PROMPT
Quote the listing below in its entirety.

Records from a data collection:
● ● ● ● ●
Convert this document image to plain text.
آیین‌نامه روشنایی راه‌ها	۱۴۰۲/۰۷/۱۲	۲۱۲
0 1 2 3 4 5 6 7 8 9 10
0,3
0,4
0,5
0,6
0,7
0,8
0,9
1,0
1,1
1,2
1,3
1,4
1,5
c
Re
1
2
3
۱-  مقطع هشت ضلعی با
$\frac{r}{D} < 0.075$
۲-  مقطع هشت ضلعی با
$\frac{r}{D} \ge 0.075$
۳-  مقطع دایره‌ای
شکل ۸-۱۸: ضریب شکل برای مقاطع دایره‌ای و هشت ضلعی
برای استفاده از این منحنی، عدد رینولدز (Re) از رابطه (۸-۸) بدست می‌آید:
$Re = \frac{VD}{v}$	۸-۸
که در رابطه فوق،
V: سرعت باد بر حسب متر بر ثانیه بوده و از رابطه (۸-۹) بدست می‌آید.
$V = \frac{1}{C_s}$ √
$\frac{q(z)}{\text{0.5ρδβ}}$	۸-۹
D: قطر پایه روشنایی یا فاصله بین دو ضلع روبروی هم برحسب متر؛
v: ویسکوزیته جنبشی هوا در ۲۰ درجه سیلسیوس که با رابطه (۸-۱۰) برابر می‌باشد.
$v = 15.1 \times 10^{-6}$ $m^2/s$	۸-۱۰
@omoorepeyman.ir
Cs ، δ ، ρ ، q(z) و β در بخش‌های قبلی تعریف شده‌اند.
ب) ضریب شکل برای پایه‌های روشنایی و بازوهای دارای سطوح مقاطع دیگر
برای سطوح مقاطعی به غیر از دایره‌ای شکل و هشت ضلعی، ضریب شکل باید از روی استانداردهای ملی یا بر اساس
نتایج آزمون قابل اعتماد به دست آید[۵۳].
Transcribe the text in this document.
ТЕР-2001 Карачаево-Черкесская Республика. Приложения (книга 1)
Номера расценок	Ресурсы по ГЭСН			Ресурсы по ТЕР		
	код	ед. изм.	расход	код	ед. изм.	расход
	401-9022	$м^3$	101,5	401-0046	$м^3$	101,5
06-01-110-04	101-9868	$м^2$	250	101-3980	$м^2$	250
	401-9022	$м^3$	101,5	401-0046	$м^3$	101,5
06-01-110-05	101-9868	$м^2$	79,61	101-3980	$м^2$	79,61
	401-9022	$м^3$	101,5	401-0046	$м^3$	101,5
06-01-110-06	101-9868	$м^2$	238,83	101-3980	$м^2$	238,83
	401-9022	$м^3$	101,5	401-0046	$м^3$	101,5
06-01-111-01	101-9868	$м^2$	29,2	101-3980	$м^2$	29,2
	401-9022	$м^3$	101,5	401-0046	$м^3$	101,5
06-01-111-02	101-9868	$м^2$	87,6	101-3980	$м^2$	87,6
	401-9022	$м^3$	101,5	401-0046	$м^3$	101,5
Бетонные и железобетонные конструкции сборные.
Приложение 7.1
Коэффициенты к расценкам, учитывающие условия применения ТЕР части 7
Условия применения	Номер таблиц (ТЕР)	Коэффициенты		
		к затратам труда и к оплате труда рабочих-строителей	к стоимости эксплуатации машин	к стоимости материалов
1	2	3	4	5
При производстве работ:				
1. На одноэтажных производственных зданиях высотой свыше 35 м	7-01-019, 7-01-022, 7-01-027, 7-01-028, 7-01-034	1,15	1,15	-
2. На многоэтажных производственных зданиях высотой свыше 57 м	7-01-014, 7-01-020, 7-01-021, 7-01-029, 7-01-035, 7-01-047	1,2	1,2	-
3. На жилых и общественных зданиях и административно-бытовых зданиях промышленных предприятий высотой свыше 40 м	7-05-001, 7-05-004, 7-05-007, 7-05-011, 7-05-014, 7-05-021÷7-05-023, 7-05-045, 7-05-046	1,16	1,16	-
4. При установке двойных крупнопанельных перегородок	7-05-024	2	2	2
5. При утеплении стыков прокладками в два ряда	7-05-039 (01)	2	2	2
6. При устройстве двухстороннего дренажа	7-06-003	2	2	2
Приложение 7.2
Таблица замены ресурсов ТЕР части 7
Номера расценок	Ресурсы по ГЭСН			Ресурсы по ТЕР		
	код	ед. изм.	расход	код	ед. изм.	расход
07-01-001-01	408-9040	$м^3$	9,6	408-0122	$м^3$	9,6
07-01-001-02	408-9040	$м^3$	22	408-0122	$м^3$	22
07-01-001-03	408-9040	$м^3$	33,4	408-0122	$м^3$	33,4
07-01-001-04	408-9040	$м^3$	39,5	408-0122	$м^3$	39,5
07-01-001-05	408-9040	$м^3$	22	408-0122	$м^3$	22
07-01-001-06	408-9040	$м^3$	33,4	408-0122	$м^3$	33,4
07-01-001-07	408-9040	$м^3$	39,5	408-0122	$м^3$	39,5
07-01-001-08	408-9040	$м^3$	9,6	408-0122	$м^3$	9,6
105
● ● ● ● ●
CORRECT RESULT
Convert this document image to plain text.
آیین‌نامه روشنایی راه‌ها	۱۴۰۲/۰۷/۱۲	۲۱۲
0 1 2 3 4 5 6 7 8 9 10
0,3
0,4
0,5
0,6
0,7
0,8
0,9
1,0
1,1
1,2
1,3
1,4
1,5
c
Re
1
2
3
۱-  مقطع هشت ضلعی با
$\frac{r}{D} < 0.075$
۲-  مقطع هشت ضلعی با
$\frac{r}{D} \ge 0.075$
۳-  مقطع دایره‌ای
شکل ۸-۱۸: ضریب شکل برای مقاطع دایره‌ای و هشت ضلعی
برای استفاده از این منحنی، عدد رینولدز (Re) از رابطه (۸-۸) بدست می‌آید:
$Re = \frac{VD}{v}$	۸-۸
که در رابطه فوق،
V: سرعت باد بر حسب متر بر ثانیه بوده و از رابطه (۸-۹) بدست می‌آید.
$V = \frac{1}{C_s}$ √
$\frac{q(z)}{\text{0.5ρδβ}}$	۸-۹
D: قطر پایه روشنایی یا فاصله بین دو ضلع روبروی هم برحسب متر؛
v: ویسکوزیته جنبشی هوا در ۲۰ درجه سیلسیوس که با رابطه (۸-۱۰) برابر می‌باشد.
$v = 15.1 \times 10^{-6}$ $m^2/s$	۸-۱۰
@omoorepeyman.ir
Cs ، δ ، ρ ، q(z) و β در بخش‌های قبلی تعریف شده‌اند.
ب) ضریب شکل برای پایه‌های روشنایی و بازوهای دارای سطوح مقاطع دیگر
برای سطوح مقاطعی به غیر از دایره‌ای شکل و هشت ضلعی، ضریب شکل باید از روی استانداردهای ملی یا بر اساس
نتایج آزمون قابل اعتماد به دست آید[۵۳].
Transcribe the text in this document.
ТЕР-2001 Карачаево-Черкесская Республика. Приложения (книга 1)
Номера расценок	Ресурсы по ГЭСН			Ресурсы по ТЕР		
	код	ед. изм.	расход	код	ед. изм.	расход
	401-9022	$м^3$	101,5	401-0046	$м^3$	101,5
06-01-110-04	101-9868	$м^2$	250	101-3980	$м^2$	250
	401-9022	$м^3$	101,5	401-0046	$м^3$	101,5
06-01-110-05	101-9868	$м^2$	79,61	101-3980	$м^2$	79,61
	401-9022	$м^3$	101,5	401-0046	$м^3$	101,5
06-01-110-06	101-9868	$м^2$	238,83	101-3980	$м^2$	238,83
	401-9022	$м^3$	101,5	401-0046	$м^3$	101,5
06-01-111-01	101-9868	$м^2$	29,2	101-3980	$м^2$	29,2
	401-9022	$м^3$	101,5	401-0046	$м^3$	101,5
06-01-111-02	101-9868	$м^2$	87,6	101-3980	$м^2$	87,6
	401-9022	$м^3$	101,5	401-0046	$м^3$	101,5
Бетонные и железобетонные конструкции сборные.
Приложение 7.1
Коэффициенты к расценкам, учитывающие условия применения ТЕР части 7
Условия применения	Номер таблиц (ТЕР)	Коэффициенты		
		к затратам труда и к оплате труда рабочих-строителей	к стоимости эксплуатации машин	к стоимости материалов
1	2	3	4	5
При производстве работ:				
1. На одноэтажных производственных зданиях высотой свыше 35 м	7-01-019, 7-01-022, 7-01-027, 7-01-028, 7-01-034	1,15	1,15	-
2. На многоэтажных производственных зданиях высотой свыше 57 м	7-01-014, 7-01-020, 7-01-021, 7-01-029, 7-01-035, 7-01-047	1,2	1,2	-
3. На жилых и общественных зданиях и административно-бытовых зданиях промышленных предприятий высотой свыше 40 м	7-05-001, 7-05-004, 7-05-007, 7-05-011, 7-05-014, 7-05-021÷7-05-023, 7-05-045, 7-05-046	1,16	1,16	-
4. При установке двойных крупнопанельных перегородок	7-05-024	2	2	2
5. При утеплении стыков прокладками в два ряда	7-05-039 (01)	2	2	2
6. При устройстве двухстороннего дренажа	7-06-003	2	2	2
Приложение 7.2
Таблица замены ресурсов ТЕР части 7
Номера расценок	Ресурсы по ГЭСН			Ресурсы по ТЕР		
	код	ед. изм.	расход	код	ед. изм.	расход
07-01-001-01	408-9040	$м^3$	9,6	408-0122	$м^3$	9,6
07-01-001-02	408-9040	$м^3$	22	408-0122	$м^3$	22
07-01-001-03	408-9040	$м^3$	33,4	408-0122	$м^3$	33,4
07-01-001-04	408-9040	$м^3$	39,5	408-0122	$м^3$	39,5
07-01-001-05	408-9040	$м^3$	22	408-0122	$м^3$	22
07-01-001-06	408-9040	$м^3$	33,4	408-0122	$м^3$	33,4
07-01-001-07	408-9040	$м^3$	39,5	408-0122	$м^3$	39,5
07-01-001-08	408-9040	$м^3$	9,6	408-0122	$м^3$	9,6
105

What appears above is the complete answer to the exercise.